### Task directions
Repeat the material in full. Keep every line exactly as it is.

### Material to process
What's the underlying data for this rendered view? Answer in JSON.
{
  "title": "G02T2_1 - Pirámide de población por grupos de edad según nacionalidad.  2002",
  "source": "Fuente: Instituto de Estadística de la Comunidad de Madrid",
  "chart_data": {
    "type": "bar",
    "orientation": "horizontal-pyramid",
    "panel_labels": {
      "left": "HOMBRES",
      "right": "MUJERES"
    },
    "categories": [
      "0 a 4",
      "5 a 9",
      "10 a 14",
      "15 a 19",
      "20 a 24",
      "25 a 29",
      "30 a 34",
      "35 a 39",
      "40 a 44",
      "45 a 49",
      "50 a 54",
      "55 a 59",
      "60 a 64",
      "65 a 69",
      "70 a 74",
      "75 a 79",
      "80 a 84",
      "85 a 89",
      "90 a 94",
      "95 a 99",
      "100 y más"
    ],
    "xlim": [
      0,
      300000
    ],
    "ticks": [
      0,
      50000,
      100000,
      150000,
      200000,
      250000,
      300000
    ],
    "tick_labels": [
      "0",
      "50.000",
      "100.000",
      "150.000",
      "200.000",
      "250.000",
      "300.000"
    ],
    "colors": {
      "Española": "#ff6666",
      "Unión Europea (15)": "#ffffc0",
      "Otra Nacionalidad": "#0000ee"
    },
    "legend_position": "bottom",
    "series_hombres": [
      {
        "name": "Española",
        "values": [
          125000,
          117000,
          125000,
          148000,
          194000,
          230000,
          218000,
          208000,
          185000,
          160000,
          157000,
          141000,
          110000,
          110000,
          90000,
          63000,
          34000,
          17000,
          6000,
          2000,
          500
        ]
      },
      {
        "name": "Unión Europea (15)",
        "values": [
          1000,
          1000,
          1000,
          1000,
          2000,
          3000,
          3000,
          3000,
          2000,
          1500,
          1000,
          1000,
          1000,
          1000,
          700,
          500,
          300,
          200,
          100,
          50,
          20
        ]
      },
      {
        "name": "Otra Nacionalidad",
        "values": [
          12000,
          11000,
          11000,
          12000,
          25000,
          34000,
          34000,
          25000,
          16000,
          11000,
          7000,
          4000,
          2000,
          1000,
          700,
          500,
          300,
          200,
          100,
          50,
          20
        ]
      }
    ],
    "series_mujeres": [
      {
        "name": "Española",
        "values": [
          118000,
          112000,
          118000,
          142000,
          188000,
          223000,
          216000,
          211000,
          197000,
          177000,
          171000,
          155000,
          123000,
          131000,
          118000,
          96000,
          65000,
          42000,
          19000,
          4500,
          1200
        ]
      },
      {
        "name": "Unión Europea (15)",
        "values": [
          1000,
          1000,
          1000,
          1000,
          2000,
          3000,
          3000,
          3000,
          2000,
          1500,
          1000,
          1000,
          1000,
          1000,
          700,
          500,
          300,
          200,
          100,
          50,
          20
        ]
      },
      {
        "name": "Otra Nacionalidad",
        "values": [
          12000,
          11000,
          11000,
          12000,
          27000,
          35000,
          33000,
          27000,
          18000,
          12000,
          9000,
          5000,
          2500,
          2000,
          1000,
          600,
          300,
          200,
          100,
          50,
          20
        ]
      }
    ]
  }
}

### Completed exercise
What's the underlying data for this rendered view? Answer in JSON.
{
  "title": "G02T2_1 - Pirámide de población por grupos de edad según nacionalidad.  2002",
  "source": "Fuente: Instituto de Estadística de la Comunidad de Madrid",
  "chart_data": {
    "type": "bar",
    "orientation": "horizontal-pyramid",
    "panel_labels": {
      "left": "HOMBRES",
      "right": "MUJERES"
    },
    "categories": [
      "0 a 4",
      "5 a 9",
      "10 a 14",
      "15 a 19",
      "20 a 24",
      "25 a 29",
      "30 a 34",
      "35 a 39",
      "40 a 44",
      "45 a 49",
      "50 a 54",
      "55 a 59",
      "60 a 64",
      "65 a 69",
      "70 a 74",
      "75 a 79",
      "80 a 84",
      "85 a 89",
      "90 a 94",
      "95 a 99",
      "100 y más"
    ],
    "xlim": [
      0,
      300000
    ],
    "ticks": [
      0,
      50000,
      100000,
      150000,
      200000,
      250000,
      300000
    ],
    "tick_labels": [
      "0",
      "50.000",
      "100.000",
      "150.000",
      "200.000",
      "250.000",
      "300.000"
    ],
    "colors": {
      "Española": "#ff6666",
      "Unión Europea (15)": "#ffffc0",
      "Otra Nacionalidad": "#0000ee"
    },
    "legend_position": "bottom",
    "series_hombres": [
      {
        "name": "Española",
        "values": [
          125000,
          117000,
          125000,
          148000,
          194000,
          230000,
          218000,
          208000,
          185000,
          160000,
          157000,
          141000,
          110000,
          110000,
          90000,
          63000,
          34000,
          17000,
          6000,
          2000,
          500
        ]
      },
      {
        "name": "Unión Europea (15)",
        "values": [
          1000,
          1000,
          1000,
          1000,
          2000,
          3000,
          3000,
          3000,
          2000,
          1500,
          1000,
          1000,
          1000,
          1000,
          700,
          500,
          300,
          200,
          100,
          50,
          20
        ]
      },
      {
        "name": "Otra Nacionalidad",
        "values": [
          12000,
          11000,
          11000,
          12000,
          25000,
          34000,
          34000,
          25000,
          16000,
          11000,
          7000,
          4000,
          2000,
          1000,
          700,
          500,
          300,
          200,
          100,
          50,
          20
        ]
      }
    ],
    "series_mujeres": [
      {
        "name": "Española",
        "values": [
          118000,
          112000,
          118000,
          142000,
          188000,
          223000,
          216000,
          211000,
          197000,
          177000,
          171000,
          155000,
          123000,
          131000,
          118000,
          96000,
          65000,
          42000,
          19000,
          4500,
          1200
        ]
      },
      {
        "name": "Unión Europea (15)",
        "values": [
          1000,
          1000,
          1000,
          1000,
          2000,
          3000,
          3000,
          3000,
          2000,
          1500,
          1000,
          1000,
          1000,
          1000,
          700,
          500,
          300,
          200,
          100,
          50,
          20
        ]
      },
      {
        "name": "Otra Nacionalidad",
        "values": [
          12000,
          11000,
          11000,
          12000,
          27000,
          35000,
          33000,
          27000,
          18000,
          12000,
          9000,
          5000,
          2500,
          2000,
          1000,
          600,
          300,
          200,
          100,
          50,
          20
        ]
      }
    ]
  }
}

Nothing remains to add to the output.